Spazia con la stessa padronanza dal fumetto al thriller e si occupa anche di libri pensati per i più piccoli, ma capaci di offrire interessanti spunti di riflessione anche agli adulti. Molto attiva sui social, attraverso i quali racconta momenti importanti della sua quotidianità e del suo lavoro, Paola Barbato si racconta con generosità anche a Mangialibri, che la segue con affetto e attenzione da molti anni, sin dal suo esordio. Riusciamo a raggiungerla a mezzo mail e raccogliamo le sue riflessioni a proposito di sfide narrative, disobbedienza e ambiguità, senza dimenticare Dylan Dog e Vasco Rossi.



Partiamo dal tuo L’ultimo ospite. Il lettore affezionato nota subito una particolarità; contrariamente al passato quando nei romanzi abbondavi di personaggi, in questo troviamo la storia circoscritta a soli due protagonisti: Flavio e Letizia. A cosa si deve questa decisione? Vuoi semplificare e concentrare l’attenzione del lettore?

MATERIALE MOSTRATO:
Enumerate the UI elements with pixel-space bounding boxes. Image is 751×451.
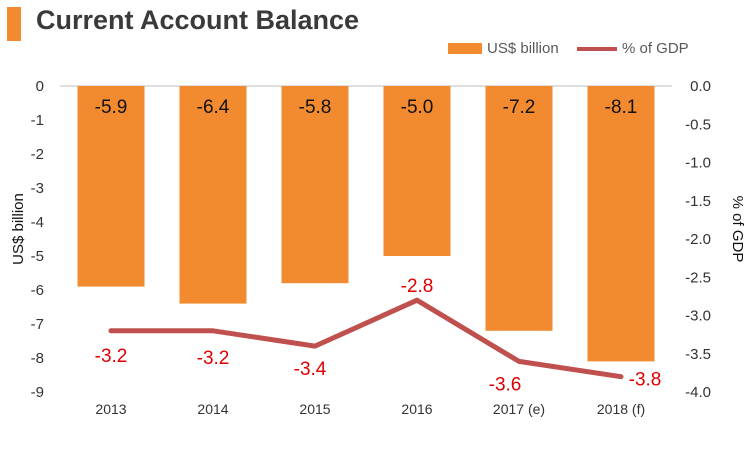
y-tick-right: 0.0 bbox=[690, 78, 711, 95]
y-tick-right: -2.5 bbox=[685, 269, 711, 286]
y-axis-label-left: US$ billion bbox=[10, 193, 27, 265]
x-tick-label: 2014 bbox=[197, 401, 228, 417]
x-tick-label: 2018 (f) bbox=[597, 401, 645, 417]
bar-value-label: -5.0 bbox=[401, 97, 434, 118]
y-tick-right: -2.0 bbox=[685, 231, 711, 248]
y-tick-right: -1.0 bbox=[685, 155, 711, 172]
y-tick-right: -0.5 bbox=[685, 116, 711, 133]
y-tick-right: -3.5 bbox=[685, 346, 711, 363]
title-accent-bar bbox=[7, 7, 21, 41]
gdp-value-label: -3.6 bbox=[489, 374, 522, 395]
bar-value-label: -6.4 bbox=[197, 97, 230, 118]
legend-item-bar: US$ billion bbox=[448, 40, 559, 57]
bar-2018-f- bbox=[587, 86, 655, 362]
right-axis-ticks: 0.0 -0.5 -1.0 -1.5 -2.0 -2.5 -3.0 -3.5 -4.0 bbox=[685, 78, 711, 401]
y-tick-right: -3.0 bbox=[685, 308, 711, 325]
bar-2016 bbox=[383, 86, 451, 256]
y-tick-left: -7 bbox=[31, 316, 44, 333]
gdp-value-label: -3.8 bbox=[629, 370, 662, 391]
y-tick-left: -6 bbox=[31, 282, 44, 299]
x-tick-label: 2015 bbox=[299, 401, 330, 417]
x-tick-label: 2016 bbox=[401, 401, 432, 417]
x-tick-label: 2013 bbox=[95, 401, 126, 417]
y-tick-left: -3 bbox=[31, 180, 44, 197]
bars-group bbox=[77, 86, 655, 362]
gdp-value-label: -2.8 bbox=[401, 276, 434, 297]
y-tick-left: -4 bbox=[31, 214, 44, 231]
y-tick-left: -5 bbox=[31, 248, 44, 265]
x-tick-label: 2017 (e) bbox=[493, 401, 545, 417]
y-tick-right: -4.0 bbox=[685, 384, 711, 401]
y-tick-left: 0 bbox=[36, 78, 44, 95]
y-tick-left: -1 bbox=[31, 112, 44, 129]
legend-item-line: % of GDP bbox=[577, 40, 689, 57]
y-tick-left: -2 bbox=[31, 146, 44, 163]
y-tick-left: -8 bbox=[31, 350, 44, 367]
bar-value-label: -7.2 bbox=[503, 97, 536, 118]
legend-bar-label: US$ billion bbox=[487, 40, 559, 57]
legend-line-swatch bbox=[577, 46, 617, 51]
bar-value-label: -5.9 bbox=[95, 97, 128, 118]
bar-2017-e- bbox=[485, 86, 553, 331]
chart-title: Current Account Balance bbox=[36, 5, 360, 35]
bar-labels-group: -5.9 -6.4 -5.8 -5.0 -7.2 -8.1 bbox=[95, 97, 638, 118]
gdp-line bbox=[108, 297, 624, 380]
left-axis-ticks: 0 -1 -2 -3 -4 -5 -6 -7 -8 -9 bbox=[31, 78, 44, 401]
bar-2013 bbox=[77, 86, 145, 287]
bar-2014 bbox=[179, 86, 247, 304]
y-tick-right: -1.5 bbox=[685, 193, 711, 210]
gdp-value-label: -3.2 bbox=[95, 346, 128, 367]
x-axis-ticks: 2013 2014 2015 2016 2017 (e) 2018 (f) bbox=[95, 401, 645, 417]
gdp-value-label: -3.2 bbox=[197, 348, 230, 369]
legend-line-label: % of GDP bbox=[622, 40, 689, 57]
gdp-labels-group: -3.2 -3.2 -3.4 -2.8 -3.6 -3.8 bbox=[95, 276, 662, 395]
gdp-value-label: -3.4 bbox=[294, 359, 327, 380]
bar-2015 bbox=[281, 86, 349, 284]
y-axis-label-right: % of GDP bbox=[729, 196, 746, 263]
y-tick-left: -9 bbox=[31, 384, 44, 401]
bar-value-label: -5.8 bbox=[299, 97, 332, 118]
legend-bar-swatch bbox=[448, 43, 482, 54]
bar-value-label: -8.1 bbox=[605, 97, 638, 118]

PROBLEMA A:
Rispondi in base all'intervista a Paola Barbato:
(i) Quale sito la segue sin dal suo esordio?
(ii) Con quale mezzo viene raggiunta per l'intervista?
(iii) Come si chiamano i due protagonisti di L'ultimo ospite?
PROBLEMA B: Trasforma in un elenco puntato il paragrafo dell'intervista a Paola Barbato che comincia con "Spazia con la stessa padronanza", conservandone i fatti principali.
PROBLEMA C: Riprendi l'intervista a Paola Barbato, proseguendo subito dopo l'ultima domanda riportata.
Le voci provengono da un'altra fonte.

RISULTATO A:
(i) Mangialibri.
(ii) Via mail.
(iii) Flavio e Letizia.

RISULTATO B:
- Paola Barbato passa con uguale padronanza dal fumetto al thriller e scrive anche libri per i più piccoli, che offrono spunti di riflessione pure agli adulti.
- È molto attiva sui social, dove racconta momenti della sua quotidianità e del suo lavoro.
- Mangialibri la segue da molti anni, sin dal suo esordio.
- Raggiunta via mail, parla di sfide narrative, disobbedienza e ambiguità, oltre che di Dylan Dog e Vasco Rossi.

RISULTATO C:
Diciamo che è stato il primo romanzo in cui ho iniziato a fare un esperimento per sottrazione. Quando si scrive, si tende sempre a ripetere lo stesso modulo narrativo e a spingere il confine ogni volta più in là. Questo rischia di farti diventare un cliché e, soprattutto, di “scriverti addosso”. È una delle cose che più mi preoccupa, quindi ogni volta che affronto un libro cerco una nuova direzione narrativa. Fa paura ma, secondo me, è necessario per “nutrire” la propria scrittura.

Torniamo ai due principali protagonisti del romanzo. La vicenda viene raccontata con gli occhi di Flavio, notaio ligio alle regole e con quelli di Letizia, la sua segretaria, paranoica fino all’inverosimile che vive realtà tutte sue. Vuoi spingere il lettore a scegliere tra razionalità e fantasia?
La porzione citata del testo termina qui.